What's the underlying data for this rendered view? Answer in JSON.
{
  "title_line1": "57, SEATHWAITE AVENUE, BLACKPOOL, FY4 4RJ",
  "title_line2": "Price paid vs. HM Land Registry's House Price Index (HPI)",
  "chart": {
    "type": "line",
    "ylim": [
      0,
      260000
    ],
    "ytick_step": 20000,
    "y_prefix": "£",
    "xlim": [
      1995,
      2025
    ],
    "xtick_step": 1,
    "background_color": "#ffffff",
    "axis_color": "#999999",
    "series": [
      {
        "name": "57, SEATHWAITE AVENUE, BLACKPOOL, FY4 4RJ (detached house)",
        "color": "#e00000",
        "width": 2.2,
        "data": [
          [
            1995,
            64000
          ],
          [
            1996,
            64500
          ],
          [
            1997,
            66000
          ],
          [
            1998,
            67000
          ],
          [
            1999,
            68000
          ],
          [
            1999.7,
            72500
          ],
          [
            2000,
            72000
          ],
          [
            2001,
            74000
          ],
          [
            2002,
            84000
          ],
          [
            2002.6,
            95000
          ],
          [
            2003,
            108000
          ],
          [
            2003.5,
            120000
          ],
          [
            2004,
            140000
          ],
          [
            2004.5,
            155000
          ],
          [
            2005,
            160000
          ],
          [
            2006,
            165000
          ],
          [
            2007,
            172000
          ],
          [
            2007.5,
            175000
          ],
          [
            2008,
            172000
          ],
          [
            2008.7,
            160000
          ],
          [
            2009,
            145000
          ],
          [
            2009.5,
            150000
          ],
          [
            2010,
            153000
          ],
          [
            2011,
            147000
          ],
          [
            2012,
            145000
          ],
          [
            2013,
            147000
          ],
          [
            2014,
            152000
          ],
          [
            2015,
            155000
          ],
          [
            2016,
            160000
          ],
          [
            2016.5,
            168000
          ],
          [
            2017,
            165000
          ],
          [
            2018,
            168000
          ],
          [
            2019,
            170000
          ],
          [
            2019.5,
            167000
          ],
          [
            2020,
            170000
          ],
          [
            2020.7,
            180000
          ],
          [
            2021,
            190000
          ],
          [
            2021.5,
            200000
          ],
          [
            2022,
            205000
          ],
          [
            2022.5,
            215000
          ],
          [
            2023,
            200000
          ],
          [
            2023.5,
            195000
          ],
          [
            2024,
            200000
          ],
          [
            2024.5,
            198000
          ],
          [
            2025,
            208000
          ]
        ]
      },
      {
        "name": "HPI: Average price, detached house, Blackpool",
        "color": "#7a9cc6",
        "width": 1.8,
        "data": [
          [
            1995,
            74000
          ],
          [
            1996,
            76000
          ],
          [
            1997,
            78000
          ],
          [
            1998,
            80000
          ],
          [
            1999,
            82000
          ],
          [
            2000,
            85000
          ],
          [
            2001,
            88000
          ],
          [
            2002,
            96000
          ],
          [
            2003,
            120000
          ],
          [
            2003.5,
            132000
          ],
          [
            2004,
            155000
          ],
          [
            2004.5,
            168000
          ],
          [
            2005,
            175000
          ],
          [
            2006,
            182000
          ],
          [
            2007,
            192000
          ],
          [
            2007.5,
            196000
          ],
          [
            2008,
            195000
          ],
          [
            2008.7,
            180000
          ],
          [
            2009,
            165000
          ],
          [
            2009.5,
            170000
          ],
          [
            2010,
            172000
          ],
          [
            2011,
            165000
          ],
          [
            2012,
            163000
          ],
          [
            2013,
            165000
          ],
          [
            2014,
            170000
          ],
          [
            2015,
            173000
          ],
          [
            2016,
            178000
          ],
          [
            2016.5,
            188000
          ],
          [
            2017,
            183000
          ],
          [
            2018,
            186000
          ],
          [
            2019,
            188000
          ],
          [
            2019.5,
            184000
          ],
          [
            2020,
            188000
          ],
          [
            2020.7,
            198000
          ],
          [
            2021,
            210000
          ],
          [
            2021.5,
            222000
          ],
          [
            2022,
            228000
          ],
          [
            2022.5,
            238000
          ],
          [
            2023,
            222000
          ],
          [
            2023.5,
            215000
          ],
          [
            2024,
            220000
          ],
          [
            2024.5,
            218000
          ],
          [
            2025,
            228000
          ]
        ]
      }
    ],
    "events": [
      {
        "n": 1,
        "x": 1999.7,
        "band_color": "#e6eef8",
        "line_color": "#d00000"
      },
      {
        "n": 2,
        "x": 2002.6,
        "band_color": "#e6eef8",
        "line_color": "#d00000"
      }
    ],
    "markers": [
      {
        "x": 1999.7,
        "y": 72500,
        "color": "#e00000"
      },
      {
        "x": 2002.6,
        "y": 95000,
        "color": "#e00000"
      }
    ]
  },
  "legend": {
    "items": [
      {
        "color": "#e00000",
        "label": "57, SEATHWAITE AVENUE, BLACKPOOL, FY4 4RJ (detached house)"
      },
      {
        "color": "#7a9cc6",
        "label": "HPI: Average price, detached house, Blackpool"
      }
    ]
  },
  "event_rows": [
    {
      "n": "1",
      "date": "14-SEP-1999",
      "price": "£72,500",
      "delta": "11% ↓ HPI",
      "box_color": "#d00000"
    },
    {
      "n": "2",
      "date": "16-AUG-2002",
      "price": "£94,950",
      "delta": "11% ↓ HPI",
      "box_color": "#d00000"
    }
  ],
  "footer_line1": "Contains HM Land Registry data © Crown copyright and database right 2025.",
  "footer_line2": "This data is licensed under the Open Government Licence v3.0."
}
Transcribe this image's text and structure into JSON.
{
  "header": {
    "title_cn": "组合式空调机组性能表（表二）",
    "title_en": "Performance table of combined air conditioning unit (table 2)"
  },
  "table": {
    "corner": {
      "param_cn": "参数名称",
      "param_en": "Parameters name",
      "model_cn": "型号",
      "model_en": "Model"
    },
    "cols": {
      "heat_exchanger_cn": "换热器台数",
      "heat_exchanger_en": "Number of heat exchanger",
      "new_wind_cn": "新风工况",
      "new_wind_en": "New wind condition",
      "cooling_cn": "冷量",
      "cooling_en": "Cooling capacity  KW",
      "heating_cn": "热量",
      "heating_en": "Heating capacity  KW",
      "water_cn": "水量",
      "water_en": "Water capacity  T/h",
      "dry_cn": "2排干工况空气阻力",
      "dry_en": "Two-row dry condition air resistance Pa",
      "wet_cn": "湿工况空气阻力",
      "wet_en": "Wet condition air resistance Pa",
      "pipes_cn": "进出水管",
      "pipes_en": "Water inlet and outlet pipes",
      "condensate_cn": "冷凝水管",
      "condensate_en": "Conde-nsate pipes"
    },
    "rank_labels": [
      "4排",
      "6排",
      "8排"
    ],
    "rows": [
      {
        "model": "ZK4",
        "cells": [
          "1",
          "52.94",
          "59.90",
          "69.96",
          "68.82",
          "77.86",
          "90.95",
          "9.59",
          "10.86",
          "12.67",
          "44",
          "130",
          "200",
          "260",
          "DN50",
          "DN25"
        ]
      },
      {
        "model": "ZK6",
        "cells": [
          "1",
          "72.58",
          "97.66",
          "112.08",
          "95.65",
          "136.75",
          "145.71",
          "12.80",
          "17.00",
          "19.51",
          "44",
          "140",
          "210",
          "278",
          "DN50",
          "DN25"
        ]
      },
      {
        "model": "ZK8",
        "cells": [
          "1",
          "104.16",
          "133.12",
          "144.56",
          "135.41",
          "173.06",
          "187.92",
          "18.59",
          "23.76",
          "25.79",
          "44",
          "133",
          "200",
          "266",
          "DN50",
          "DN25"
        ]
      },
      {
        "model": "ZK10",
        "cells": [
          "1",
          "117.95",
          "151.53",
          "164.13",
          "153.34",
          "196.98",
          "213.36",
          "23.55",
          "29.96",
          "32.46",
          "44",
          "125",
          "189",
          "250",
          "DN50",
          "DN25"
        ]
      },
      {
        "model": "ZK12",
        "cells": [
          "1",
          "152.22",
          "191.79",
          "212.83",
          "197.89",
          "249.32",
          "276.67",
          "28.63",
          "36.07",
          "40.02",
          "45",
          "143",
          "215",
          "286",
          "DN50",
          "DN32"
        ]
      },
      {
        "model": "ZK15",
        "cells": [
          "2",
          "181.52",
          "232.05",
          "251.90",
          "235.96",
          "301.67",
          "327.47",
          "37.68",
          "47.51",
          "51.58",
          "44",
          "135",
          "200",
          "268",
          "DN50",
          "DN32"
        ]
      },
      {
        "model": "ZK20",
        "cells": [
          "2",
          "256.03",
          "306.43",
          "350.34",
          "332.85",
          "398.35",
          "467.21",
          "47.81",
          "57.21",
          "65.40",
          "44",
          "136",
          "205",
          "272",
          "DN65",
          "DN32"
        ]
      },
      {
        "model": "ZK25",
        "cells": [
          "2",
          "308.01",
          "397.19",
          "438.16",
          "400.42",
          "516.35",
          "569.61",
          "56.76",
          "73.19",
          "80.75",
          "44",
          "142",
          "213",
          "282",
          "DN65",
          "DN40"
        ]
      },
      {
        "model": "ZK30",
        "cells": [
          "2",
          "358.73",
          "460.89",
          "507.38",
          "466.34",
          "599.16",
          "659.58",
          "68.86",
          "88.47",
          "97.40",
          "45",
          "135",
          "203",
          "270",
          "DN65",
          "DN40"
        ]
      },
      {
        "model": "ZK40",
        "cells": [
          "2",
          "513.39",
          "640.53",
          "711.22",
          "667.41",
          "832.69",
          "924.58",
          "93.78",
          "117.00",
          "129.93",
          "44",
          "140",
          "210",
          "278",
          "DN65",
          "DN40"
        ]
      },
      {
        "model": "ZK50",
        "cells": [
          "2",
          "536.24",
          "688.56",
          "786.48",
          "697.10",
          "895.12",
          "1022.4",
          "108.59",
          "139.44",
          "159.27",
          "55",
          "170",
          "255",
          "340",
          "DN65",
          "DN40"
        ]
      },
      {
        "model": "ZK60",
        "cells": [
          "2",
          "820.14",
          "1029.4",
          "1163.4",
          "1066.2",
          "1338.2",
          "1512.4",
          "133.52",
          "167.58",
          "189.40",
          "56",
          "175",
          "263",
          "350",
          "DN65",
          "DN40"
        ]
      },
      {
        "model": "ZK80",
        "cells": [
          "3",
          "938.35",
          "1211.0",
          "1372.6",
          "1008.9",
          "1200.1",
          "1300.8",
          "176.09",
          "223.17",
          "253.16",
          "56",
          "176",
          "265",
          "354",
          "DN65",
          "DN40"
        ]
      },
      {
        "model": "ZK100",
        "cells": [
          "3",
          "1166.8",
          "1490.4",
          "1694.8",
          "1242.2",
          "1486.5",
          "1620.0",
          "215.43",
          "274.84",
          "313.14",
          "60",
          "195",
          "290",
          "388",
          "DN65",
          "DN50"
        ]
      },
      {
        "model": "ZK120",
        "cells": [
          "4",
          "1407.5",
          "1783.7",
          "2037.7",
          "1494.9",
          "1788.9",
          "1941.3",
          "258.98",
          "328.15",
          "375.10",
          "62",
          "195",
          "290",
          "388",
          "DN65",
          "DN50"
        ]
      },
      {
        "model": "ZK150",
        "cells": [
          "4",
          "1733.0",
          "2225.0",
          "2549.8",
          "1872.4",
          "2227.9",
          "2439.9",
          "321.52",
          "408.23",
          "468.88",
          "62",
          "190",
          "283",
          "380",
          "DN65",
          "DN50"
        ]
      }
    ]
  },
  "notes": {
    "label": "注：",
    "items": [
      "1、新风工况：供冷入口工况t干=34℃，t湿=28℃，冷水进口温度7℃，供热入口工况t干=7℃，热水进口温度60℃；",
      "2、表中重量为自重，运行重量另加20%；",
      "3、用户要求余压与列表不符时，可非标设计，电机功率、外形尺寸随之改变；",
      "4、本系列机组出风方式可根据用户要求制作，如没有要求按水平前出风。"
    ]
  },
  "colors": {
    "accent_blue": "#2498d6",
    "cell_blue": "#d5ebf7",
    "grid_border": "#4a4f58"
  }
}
◇ ◇ ◇
§ Task description:
Report every line in the data above in which the word "AVENUE" appears.

§ Output:
  "title_line1": "57, SEATHWAITE AVENUE, BLACKPOOL, FY4 4RJ",
        "name": "57, SEATHWAITE AVENUE, BLACKPOOL, FY4 4RJ (detached house)",
        "label": "57, SEATHWAITE AVENUE, BLACKPOOL, FY4 4RJ (detached house)"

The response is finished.